▶ [Provided material]
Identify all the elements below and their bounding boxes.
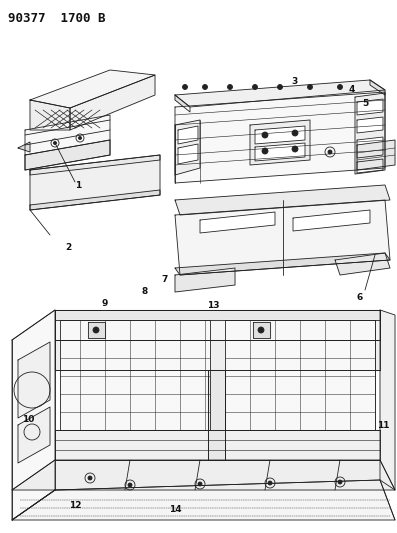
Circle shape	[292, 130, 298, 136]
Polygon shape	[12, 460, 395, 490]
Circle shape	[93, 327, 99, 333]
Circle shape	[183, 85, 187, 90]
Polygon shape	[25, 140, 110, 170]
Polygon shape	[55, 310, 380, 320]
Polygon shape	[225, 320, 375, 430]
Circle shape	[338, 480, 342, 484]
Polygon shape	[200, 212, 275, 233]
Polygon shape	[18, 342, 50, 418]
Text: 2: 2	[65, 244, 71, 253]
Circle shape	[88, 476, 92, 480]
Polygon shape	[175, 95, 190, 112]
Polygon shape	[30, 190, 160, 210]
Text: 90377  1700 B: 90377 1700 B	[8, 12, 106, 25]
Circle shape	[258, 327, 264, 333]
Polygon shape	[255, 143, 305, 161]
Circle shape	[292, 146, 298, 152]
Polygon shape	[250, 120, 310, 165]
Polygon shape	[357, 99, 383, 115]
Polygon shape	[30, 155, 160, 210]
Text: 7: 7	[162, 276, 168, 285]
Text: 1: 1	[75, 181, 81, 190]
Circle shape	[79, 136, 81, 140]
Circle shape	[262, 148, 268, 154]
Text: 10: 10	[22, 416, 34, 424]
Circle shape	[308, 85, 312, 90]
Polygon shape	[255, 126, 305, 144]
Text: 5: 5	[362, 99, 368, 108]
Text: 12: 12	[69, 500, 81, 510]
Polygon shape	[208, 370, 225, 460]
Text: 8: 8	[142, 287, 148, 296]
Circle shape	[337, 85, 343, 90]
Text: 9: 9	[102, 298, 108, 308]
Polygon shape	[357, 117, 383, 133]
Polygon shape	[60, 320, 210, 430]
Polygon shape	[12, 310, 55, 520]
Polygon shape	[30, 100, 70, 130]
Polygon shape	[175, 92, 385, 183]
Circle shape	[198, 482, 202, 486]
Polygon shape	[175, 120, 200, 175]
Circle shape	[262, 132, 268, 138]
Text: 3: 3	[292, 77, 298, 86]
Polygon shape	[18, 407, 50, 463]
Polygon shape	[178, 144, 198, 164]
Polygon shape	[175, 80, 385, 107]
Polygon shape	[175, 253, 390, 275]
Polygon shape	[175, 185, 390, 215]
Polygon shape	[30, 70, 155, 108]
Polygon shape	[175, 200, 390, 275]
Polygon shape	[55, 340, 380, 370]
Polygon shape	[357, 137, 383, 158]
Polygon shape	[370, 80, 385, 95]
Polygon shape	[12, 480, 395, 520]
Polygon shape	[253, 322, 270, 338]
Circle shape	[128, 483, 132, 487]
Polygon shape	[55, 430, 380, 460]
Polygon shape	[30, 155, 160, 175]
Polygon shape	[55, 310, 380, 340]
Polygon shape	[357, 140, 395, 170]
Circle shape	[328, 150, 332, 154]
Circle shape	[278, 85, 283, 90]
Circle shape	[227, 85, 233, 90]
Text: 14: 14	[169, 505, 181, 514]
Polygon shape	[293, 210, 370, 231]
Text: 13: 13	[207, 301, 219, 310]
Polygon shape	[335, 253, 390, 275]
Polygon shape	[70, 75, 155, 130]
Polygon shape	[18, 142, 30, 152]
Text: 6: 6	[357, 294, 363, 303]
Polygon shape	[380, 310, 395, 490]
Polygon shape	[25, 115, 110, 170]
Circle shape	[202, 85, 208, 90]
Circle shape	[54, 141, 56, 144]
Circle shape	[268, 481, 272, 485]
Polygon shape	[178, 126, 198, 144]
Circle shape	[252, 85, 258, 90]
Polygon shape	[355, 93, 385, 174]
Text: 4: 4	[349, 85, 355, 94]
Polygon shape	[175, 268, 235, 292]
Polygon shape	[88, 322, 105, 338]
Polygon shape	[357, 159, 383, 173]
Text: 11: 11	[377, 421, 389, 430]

...

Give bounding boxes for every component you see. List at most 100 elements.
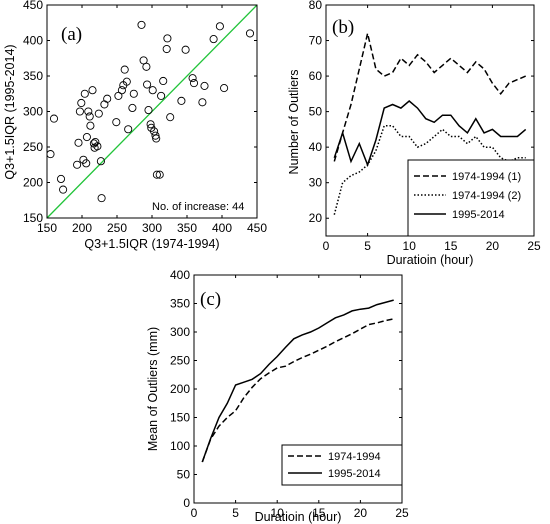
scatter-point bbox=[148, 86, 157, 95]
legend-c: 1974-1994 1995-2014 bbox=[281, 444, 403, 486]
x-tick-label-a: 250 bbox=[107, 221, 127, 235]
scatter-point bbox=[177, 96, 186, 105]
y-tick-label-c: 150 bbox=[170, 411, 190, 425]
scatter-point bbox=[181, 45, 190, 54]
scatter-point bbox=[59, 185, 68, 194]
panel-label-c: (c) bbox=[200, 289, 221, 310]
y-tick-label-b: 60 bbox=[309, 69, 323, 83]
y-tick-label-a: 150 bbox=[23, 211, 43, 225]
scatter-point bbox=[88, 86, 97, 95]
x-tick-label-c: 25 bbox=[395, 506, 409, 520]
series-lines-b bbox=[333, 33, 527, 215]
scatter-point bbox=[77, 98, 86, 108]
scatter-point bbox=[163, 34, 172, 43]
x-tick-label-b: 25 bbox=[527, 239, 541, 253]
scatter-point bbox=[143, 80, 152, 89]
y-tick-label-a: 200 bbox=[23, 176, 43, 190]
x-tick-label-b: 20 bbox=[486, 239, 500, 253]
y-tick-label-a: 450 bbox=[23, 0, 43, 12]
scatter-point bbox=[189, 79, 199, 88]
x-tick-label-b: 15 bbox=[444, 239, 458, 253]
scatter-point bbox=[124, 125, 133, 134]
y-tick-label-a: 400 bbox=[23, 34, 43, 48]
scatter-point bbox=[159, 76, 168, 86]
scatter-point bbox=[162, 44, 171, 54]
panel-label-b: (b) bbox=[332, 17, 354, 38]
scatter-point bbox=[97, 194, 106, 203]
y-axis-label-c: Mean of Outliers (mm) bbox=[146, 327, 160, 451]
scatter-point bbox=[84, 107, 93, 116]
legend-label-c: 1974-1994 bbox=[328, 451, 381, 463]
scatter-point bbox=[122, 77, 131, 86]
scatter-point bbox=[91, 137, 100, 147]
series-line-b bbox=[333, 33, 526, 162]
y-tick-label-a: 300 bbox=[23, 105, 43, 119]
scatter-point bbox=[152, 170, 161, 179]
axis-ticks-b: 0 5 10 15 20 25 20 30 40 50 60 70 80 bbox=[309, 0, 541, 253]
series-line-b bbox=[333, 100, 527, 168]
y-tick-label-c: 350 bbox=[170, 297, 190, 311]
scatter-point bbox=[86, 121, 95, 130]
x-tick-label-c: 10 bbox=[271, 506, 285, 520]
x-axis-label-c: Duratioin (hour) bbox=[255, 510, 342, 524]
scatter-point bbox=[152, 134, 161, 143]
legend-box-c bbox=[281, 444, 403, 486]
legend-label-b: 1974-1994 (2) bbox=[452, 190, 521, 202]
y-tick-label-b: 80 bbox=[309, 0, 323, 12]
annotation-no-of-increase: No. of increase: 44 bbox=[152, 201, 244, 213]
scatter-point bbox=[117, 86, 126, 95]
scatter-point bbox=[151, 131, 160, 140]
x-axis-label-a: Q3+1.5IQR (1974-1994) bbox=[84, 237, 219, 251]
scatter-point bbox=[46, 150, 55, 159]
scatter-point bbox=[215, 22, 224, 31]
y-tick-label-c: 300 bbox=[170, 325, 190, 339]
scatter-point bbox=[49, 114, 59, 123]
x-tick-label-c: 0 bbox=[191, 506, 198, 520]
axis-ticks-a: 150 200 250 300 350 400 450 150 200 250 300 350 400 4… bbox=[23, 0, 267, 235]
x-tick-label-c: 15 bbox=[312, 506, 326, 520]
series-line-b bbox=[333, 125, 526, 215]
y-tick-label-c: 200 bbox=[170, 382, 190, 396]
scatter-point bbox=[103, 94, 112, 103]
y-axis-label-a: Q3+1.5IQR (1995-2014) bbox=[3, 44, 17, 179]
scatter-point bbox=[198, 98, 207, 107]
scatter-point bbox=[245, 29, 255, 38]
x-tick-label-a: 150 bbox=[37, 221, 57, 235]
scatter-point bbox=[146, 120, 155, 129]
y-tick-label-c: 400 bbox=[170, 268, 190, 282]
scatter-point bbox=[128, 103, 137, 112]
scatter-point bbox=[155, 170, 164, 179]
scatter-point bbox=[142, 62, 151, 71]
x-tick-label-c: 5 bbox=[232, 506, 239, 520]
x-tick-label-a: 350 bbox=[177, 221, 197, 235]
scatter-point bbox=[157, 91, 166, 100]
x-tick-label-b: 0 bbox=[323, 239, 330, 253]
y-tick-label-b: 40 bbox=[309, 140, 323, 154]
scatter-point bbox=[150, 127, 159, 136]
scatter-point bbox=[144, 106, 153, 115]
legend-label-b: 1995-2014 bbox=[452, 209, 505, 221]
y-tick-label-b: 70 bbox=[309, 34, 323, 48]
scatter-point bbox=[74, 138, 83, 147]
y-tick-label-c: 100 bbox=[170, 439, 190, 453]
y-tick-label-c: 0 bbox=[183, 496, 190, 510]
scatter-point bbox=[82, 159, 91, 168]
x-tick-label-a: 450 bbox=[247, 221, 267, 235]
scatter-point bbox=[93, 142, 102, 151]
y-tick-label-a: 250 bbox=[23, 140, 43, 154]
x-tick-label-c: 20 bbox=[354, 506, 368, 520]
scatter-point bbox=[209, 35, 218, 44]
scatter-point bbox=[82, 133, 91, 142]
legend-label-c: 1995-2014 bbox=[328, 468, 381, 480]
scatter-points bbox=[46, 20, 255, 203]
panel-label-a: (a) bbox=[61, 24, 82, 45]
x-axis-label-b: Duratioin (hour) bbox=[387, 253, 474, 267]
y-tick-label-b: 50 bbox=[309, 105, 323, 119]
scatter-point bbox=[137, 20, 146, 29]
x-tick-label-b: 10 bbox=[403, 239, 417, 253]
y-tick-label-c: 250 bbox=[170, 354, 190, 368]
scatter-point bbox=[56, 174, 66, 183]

▶ [What is being asked]
Arrange the first listing's lines as a numbered list, starting with the line containing "130, 298, 136]" and going on through the line containing "85, 283, 90]". Include only those lines and skip any blank ones.

▶ [Correct result]
1. Circle shape	[292, 130, 298, 136]
2. Polygon shape	[12, 460, 395, 490]
3. Circle shape	[93, 327, 99, 333]
4. Circle shape	[183, 85, 187, 90]
5. Polygon shape	[25, 140, 110, 170]
6. Polygon shape	[55, 310, 380, 320]
7. Polygon shape	[225, 320, 375, 430]
8. Circle shape	[338, 480, 342, 484]
9. Polygon shape	[200, 212, 275, 233]
10. Polygon shape	[18, 342, 50, 418]
11. Text: 2: 2	[65, 244, 71, 253]
12. Circle shape	[88, 476, 92, 480]
13. Polygon shape	[175, 95, 190, 112]
14. Polygon shape	[30, 190, 160, 210]
15. Text: 90377  1700 B: 90377 1700 B	[8, 12, 106, 25]
16. Circle shape	[258, 327, 264, 333]
17. Polygon shape	[255, 143, 305, 161]
18. Circle shape	[292, 146, 298, 152]
19. Polygon shape	[250, 120, 310, 165]
20. Polygon shape	[357, 99, 383, 115]
21. Polygon shape	[30, 155, 160, 210]
22. Text: 7: 7	[162, 276, 168, 285]
23. Text: 1: 1	[75, 181, 81, 190]
24. Circle shape	[79, 136, 81, 140]
25. Circle shape	[262, 148, 268, 154]
26. Text: 10: 10	[22, 416, 34, 424]
27. Circle shape	[308, 85, 312, 90]
28. Polygon shape	[255, 126, 305, 144]
29. Text: 5: 5	[362, 99, 368, 108]
30. Text: 12: 12	[69, 500, 81, 510]
31. Polygon shape	[208, 370, 225, 460]
32. Text: 8: 8	[142, 287, 148, 296]
33. Circle shape	[337, 85, 343, 90]
34. Text: 9: 9	[102, 298, 108, 308]
35. Polygon shape	[357, 117, 383, 133]
36. Polygon shape	[60, 320, 210, 430]
37. Polygon shape	[12, 310, 55, 520]
38. Polygon shape	[30, 100, 70, 130]
39. Polygon shape	[175, 92, 385, 183]
40. Circle shape	[198, 482, 202, 486]
41. Polygon shape	[175, 120, 200, 175]
42. Circle shape	[262, 132, 268, 138]
43. Text: 3: 3	[292, 77, 298, 86]
44. Polygon shape	[18, 407, 50, 463]
45. Polygon shape	[178, 144, 198, 164]
46. Polygon shape	[175, 80, 385, 107]
47. Polygon shape	[175, 253, 390, 275]
48. Polygon shape	[175, 185, 390, 215]
49. Polygon shape	[30, 70, 155, 108]
50. Polygon shape	[175, 200, 390, 275]
51. Polygon shape	[55, 340, 380, 370]
52. Polygon shape	[357, 137, 383, 158]
53. Polygon shape	[370, 80, 385, 95]
54. Polygon shape	[12, 480, 395, 520]
55. Polygon shape	[253, 322, 270, 338]
56. Circle shape	[128, 483, 132, 487]
57. Polygon shape	[55, 430, 380, 460]
58. Polygon shape	[30, 155, 160, 175]
59. Polygon shape	[55, 310, 380, 340]
60. Polygon shape	[357, 140, 395, 170]
61. Circle shape	[328, 150, 332, 154]
62. Circle shape	[278, 85, 283, 90]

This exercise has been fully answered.